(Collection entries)
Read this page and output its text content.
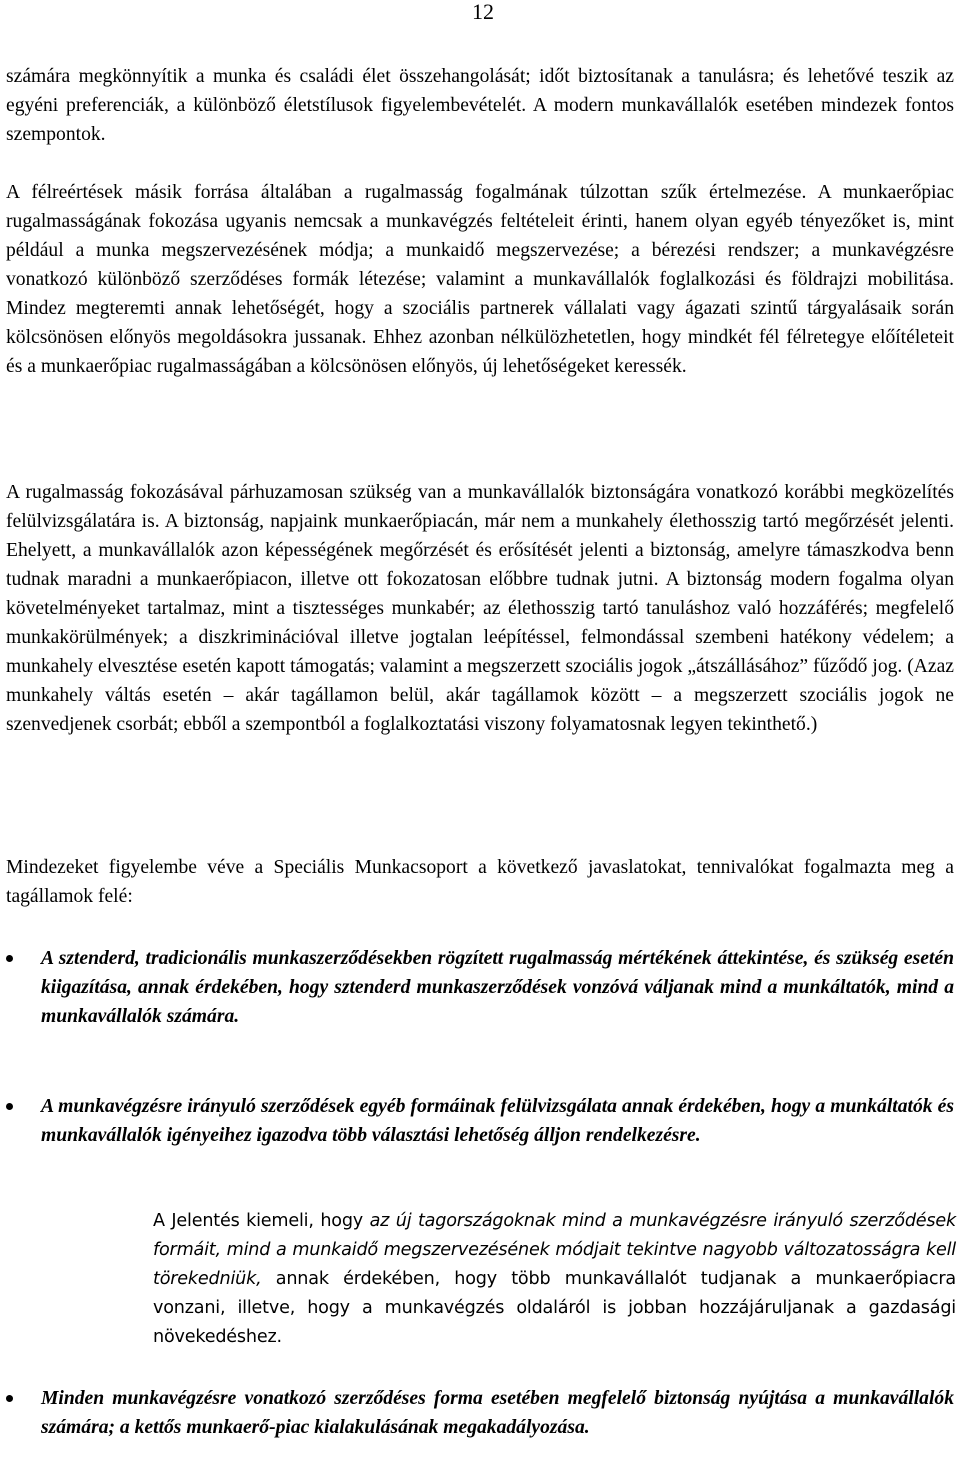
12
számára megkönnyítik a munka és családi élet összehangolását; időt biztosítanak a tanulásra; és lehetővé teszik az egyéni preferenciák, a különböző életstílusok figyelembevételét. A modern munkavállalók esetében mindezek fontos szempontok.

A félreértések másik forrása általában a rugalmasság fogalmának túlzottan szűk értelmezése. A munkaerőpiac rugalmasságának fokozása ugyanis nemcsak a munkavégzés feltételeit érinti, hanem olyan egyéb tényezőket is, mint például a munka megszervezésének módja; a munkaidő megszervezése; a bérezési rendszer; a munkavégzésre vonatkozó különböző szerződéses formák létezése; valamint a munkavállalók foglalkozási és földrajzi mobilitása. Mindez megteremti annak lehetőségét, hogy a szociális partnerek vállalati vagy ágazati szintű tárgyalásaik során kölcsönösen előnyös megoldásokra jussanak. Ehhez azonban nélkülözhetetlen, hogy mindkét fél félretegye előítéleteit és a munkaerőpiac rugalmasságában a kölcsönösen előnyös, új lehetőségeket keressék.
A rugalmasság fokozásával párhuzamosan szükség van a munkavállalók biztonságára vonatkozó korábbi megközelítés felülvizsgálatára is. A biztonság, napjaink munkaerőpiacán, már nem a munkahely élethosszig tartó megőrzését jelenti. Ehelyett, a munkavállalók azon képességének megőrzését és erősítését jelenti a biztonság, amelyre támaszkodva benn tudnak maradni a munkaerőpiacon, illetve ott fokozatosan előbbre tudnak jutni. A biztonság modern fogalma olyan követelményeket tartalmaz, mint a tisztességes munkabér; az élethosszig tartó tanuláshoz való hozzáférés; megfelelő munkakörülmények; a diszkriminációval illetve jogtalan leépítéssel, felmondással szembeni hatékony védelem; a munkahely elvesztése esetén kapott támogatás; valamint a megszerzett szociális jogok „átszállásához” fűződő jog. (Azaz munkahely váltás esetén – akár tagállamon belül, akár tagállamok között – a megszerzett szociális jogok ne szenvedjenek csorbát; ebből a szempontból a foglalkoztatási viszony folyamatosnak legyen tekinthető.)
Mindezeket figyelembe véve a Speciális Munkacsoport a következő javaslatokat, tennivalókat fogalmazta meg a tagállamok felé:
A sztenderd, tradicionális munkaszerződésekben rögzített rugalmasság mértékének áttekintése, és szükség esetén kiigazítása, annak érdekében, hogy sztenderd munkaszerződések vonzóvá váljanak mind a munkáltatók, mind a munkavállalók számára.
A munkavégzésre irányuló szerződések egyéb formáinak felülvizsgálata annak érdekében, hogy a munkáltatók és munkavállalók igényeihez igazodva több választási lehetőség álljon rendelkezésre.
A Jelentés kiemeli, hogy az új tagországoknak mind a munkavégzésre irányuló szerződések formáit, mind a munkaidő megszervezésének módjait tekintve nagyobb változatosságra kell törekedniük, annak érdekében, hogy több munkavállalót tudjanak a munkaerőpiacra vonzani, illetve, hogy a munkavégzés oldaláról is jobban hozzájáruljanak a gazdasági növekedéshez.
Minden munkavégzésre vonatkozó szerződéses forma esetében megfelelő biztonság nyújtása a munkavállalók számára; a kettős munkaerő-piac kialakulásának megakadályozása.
...
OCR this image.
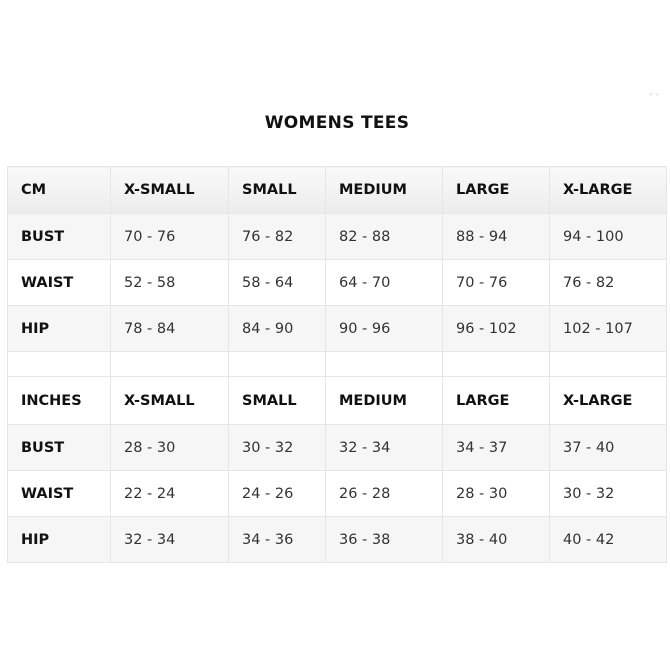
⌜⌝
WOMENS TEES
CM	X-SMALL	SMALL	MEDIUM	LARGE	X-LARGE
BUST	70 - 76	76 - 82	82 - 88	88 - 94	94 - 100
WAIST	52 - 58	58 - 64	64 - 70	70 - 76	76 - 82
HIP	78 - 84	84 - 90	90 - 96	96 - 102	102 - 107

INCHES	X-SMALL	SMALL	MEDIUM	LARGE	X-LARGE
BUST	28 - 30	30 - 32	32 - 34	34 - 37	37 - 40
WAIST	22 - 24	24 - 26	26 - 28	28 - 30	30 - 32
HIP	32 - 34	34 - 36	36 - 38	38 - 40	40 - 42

| To be done |
Say how many lines in the records contain the string "WAIST", and say nothing else.

| Answer to this problem |
2